• [Set exercise]:
What is needed here is an exact copy of every entry.
++++ Available data
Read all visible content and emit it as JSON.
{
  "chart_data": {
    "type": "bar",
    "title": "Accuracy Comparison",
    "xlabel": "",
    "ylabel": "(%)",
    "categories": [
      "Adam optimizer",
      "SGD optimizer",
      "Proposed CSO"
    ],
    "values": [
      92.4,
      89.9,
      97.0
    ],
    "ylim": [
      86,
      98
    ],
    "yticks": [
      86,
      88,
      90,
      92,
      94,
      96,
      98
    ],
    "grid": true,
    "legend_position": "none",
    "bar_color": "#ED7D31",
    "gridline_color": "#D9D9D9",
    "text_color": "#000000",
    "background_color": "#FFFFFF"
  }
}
++++++++
• [Answer]:
Read all visible content and emit it as JSON.
{
  "chart_data": {
    "type": "bar",
    "title": "Accuracy Comparison",
    "xlabel": "",
    "ylabel": "(%)",
    "categories": [
      "Adam optimizer",
      "SGD optimizer",
      "Proposed CSO"
    ],
    "values": [
      92.4,
      89.9,
      97.0
    ],
    "ylim": [
      86,
      98
    ],
    "yticks": [
      86,
      88,
      90,
      92,
      94,
      96,
      98
    ],
    "grid": true,
    "legend_position": "none",
    "bar_color": "#ED7D31",
    "gridline_color": "#D9D9D9",
    "text_color": "#000000",
    "background_color": "#FFFFFF"
  }
}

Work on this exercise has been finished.